To be done –
Which lines in the listing below contain the string "border"? Pick out each of them and copy it in full.

Provided material –
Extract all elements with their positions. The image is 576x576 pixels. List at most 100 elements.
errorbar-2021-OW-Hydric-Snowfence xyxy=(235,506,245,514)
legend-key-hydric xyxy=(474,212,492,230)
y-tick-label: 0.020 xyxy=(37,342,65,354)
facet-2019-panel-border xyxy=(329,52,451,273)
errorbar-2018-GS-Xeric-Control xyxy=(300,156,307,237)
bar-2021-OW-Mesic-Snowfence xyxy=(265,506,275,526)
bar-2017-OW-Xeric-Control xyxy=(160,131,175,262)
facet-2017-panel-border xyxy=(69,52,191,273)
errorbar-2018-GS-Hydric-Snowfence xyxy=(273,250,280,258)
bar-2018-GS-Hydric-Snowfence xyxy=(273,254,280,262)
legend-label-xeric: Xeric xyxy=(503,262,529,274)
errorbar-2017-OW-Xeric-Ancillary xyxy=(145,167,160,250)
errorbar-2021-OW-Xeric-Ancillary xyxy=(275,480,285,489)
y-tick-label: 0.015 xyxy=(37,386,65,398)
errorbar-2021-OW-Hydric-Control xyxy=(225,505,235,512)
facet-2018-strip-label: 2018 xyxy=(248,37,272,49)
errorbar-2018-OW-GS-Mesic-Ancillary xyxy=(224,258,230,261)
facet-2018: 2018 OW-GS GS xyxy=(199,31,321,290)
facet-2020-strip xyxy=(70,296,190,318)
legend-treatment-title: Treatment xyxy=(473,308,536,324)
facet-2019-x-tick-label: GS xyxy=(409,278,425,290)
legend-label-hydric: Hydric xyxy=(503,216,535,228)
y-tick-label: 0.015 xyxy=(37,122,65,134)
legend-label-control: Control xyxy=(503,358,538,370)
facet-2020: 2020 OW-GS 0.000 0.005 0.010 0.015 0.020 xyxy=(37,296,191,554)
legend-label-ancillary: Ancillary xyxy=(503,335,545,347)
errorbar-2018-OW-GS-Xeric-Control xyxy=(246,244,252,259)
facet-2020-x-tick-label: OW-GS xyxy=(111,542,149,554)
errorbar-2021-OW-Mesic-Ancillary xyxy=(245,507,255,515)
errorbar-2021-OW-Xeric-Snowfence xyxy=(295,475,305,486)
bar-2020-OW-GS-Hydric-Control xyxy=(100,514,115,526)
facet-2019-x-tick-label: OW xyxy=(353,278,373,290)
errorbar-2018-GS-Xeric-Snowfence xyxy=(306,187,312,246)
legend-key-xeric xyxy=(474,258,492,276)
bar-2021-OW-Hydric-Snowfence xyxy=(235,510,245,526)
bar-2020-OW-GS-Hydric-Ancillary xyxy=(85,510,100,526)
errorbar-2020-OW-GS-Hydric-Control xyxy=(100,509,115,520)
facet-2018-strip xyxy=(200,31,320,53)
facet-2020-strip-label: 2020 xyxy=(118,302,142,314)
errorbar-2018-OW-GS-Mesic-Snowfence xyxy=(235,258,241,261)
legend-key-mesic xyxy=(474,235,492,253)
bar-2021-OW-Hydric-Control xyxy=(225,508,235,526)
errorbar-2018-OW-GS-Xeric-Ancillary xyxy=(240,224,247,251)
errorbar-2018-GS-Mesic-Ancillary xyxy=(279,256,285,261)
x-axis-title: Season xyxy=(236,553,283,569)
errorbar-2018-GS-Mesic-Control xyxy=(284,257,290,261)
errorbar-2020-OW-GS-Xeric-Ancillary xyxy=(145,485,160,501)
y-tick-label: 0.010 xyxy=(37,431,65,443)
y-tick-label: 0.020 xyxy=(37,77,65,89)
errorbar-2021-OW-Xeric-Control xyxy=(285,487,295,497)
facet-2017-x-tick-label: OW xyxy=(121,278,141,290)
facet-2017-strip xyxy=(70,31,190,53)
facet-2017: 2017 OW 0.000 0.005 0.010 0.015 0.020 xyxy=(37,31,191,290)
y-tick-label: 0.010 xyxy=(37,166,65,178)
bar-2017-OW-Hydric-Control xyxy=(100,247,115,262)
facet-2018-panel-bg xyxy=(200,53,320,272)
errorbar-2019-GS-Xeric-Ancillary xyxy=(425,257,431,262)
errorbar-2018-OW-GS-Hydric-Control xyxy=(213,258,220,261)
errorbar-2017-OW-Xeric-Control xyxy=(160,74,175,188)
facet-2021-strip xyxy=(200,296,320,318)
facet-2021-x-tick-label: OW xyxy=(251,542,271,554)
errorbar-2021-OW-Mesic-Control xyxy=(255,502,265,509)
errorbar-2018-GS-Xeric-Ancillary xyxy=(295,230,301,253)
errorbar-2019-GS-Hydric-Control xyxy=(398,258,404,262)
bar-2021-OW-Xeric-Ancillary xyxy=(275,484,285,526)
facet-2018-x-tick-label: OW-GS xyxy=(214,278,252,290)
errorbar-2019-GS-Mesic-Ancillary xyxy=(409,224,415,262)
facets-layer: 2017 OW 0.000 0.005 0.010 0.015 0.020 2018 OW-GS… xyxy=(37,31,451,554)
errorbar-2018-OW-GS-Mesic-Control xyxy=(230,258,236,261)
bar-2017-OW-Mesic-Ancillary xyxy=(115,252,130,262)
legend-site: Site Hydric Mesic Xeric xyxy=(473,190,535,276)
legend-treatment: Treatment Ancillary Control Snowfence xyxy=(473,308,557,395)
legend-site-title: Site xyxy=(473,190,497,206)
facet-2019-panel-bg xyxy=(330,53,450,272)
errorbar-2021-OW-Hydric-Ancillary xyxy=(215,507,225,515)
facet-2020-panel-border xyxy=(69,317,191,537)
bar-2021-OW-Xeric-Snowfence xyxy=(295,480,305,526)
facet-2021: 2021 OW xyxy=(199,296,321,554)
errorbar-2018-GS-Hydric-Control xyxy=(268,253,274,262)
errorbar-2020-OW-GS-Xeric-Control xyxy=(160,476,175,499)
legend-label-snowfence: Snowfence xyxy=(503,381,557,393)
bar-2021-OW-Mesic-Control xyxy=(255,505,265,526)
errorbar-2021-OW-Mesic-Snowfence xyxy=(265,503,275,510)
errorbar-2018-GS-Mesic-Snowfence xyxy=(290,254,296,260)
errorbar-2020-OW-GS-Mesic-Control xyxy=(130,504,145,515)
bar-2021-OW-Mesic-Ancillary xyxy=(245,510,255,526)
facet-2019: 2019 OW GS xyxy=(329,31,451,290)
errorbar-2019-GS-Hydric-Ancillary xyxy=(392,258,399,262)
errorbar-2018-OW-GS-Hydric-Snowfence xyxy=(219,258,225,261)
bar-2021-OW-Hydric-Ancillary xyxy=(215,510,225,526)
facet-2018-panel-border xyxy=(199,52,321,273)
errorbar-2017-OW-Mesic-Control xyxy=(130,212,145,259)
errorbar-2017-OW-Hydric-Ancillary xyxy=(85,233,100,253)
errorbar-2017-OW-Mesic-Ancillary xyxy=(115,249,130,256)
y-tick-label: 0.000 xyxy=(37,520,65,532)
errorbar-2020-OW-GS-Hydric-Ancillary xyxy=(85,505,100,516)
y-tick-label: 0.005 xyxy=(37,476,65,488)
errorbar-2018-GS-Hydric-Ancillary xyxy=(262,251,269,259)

Result –
facet-2019-panel-border xyxy=(329,52,451,273)
facet-2017-panel-border xyxy=(69,52,191,273)
facet-2020-panel-border xyxy=(69,317,191,537)
facet-2018-panel-border xyxy=(199,52,321,273)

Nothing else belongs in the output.